**TASK DIRECTIONS:** Filter the entries and keep only the lines where the string "password" appears.

**SOURCE DATA:**
****************
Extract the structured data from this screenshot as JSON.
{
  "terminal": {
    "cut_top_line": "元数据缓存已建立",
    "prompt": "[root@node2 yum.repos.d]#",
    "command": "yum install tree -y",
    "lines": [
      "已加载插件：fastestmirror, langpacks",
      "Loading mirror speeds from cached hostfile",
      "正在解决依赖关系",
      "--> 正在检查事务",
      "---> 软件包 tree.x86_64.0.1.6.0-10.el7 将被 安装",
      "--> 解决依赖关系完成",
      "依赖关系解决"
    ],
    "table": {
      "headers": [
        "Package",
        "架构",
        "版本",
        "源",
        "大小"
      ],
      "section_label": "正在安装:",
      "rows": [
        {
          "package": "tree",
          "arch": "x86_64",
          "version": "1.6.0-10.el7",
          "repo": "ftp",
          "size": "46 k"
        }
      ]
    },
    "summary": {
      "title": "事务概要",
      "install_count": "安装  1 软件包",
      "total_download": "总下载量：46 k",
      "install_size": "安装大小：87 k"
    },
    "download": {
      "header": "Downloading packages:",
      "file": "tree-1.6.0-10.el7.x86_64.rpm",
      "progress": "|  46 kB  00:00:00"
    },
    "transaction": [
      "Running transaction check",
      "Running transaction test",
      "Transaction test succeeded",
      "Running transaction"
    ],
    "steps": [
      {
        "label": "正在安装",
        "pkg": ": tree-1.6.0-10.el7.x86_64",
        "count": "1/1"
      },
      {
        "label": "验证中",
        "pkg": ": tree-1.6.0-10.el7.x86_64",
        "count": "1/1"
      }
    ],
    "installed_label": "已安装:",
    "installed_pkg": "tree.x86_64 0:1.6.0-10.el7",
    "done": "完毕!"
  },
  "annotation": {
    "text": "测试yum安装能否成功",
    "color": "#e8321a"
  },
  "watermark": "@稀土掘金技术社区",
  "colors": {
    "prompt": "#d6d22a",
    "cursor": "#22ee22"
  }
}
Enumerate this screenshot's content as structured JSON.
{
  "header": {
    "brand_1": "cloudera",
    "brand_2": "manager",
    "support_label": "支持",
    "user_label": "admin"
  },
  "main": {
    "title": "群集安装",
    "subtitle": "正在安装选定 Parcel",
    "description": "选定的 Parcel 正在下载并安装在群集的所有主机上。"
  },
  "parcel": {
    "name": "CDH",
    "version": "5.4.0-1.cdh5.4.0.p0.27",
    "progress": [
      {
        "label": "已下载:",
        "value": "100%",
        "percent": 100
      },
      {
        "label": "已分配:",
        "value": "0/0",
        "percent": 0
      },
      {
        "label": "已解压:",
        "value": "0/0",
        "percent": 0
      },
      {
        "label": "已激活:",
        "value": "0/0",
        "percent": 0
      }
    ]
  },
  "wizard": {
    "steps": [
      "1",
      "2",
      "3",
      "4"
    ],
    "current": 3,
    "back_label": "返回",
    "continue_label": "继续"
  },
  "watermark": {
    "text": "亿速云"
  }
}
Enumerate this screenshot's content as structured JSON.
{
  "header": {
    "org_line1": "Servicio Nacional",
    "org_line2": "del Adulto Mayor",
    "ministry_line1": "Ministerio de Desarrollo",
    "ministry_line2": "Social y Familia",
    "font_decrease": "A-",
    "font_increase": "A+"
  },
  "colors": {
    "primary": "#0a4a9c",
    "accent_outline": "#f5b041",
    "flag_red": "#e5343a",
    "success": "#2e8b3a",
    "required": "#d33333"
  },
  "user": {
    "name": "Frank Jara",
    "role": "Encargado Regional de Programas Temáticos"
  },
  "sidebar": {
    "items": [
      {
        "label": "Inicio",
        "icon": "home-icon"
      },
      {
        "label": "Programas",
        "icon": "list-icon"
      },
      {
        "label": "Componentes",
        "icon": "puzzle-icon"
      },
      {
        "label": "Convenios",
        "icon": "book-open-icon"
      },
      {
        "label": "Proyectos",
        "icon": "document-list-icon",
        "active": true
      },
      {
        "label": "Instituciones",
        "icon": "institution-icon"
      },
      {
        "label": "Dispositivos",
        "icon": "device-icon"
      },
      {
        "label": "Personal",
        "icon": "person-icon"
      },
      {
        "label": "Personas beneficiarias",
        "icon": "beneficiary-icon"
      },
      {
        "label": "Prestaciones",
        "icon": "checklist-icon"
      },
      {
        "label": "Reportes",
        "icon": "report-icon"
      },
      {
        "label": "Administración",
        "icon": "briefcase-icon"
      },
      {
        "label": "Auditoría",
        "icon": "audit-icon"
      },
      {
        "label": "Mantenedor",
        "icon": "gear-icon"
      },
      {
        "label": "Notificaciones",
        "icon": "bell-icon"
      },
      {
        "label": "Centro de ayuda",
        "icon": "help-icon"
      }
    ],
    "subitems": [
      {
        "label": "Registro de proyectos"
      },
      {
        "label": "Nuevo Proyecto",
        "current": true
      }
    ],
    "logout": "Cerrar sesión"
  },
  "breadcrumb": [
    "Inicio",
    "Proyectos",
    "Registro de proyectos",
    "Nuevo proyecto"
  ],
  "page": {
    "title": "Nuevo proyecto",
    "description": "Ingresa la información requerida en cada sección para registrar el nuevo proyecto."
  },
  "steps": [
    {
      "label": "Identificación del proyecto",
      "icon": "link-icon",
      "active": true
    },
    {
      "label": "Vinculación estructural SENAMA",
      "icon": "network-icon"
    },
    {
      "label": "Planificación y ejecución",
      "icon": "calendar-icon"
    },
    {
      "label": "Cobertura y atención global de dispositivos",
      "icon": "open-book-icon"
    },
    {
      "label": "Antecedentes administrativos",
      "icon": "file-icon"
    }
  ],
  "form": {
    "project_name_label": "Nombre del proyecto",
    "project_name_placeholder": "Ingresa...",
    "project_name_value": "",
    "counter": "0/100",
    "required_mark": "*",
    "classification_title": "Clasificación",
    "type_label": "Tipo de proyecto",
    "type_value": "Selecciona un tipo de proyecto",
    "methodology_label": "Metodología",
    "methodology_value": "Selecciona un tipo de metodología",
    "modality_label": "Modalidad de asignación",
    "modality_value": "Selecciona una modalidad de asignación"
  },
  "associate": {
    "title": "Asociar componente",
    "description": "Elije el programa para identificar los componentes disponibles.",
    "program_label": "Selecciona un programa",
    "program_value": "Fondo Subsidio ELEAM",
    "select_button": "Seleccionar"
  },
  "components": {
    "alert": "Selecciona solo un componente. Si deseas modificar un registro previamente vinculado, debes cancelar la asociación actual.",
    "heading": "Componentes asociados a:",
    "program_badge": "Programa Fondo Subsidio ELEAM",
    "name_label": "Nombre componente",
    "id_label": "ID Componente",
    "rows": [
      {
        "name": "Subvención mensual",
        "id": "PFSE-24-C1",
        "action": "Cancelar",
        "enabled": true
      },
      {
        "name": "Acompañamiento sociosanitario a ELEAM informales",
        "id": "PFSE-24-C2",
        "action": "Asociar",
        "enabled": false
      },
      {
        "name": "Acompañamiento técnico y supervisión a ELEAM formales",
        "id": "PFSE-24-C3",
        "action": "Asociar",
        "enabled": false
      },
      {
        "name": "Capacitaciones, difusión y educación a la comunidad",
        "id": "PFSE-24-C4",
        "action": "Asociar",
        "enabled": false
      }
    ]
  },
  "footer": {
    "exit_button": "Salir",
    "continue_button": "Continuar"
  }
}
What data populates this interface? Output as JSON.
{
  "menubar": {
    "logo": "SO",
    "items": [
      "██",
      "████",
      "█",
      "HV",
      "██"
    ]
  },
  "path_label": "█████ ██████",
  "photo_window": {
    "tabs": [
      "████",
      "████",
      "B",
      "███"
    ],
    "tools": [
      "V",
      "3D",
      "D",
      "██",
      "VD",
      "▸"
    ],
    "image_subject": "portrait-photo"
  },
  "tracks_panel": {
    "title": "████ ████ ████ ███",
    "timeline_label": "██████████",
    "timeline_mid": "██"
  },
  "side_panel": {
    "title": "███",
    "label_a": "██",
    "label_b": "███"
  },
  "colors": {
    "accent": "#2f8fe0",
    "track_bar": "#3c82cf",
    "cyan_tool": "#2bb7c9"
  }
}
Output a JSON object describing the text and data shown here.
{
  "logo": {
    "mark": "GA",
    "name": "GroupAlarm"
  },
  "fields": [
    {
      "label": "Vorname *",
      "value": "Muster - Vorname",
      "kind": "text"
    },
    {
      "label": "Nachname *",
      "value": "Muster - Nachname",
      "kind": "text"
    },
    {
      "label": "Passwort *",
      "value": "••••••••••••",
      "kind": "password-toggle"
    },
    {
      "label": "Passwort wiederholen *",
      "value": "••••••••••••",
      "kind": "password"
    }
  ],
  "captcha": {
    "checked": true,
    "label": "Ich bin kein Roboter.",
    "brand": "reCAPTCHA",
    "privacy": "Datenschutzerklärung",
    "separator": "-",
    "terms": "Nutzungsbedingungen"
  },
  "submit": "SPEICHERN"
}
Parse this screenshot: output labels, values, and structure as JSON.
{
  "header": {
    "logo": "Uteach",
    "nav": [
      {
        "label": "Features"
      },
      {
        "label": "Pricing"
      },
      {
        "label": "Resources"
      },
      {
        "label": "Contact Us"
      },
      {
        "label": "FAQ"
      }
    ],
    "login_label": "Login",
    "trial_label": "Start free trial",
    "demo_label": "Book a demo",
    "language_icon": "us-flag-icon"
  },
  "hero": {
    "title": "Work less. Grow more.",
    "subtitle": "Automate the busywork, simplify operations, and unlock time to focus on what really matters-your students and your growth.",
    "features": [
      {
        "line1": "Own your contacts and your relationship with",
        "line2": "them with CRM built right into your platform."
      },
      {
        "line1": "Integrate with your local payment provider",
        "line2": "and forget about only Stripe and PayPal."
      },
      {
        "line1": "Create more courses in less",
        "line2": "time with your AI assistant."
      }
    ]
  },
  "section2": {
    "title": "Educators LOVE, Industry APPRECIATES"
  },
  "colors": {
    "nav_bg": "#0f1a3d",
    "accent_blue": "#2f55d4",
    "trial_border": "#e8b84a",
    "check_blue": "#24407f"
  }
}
****************
**COMPLETE RESPONSE:**
      "kind": "password-toggle"
      "kind": "password"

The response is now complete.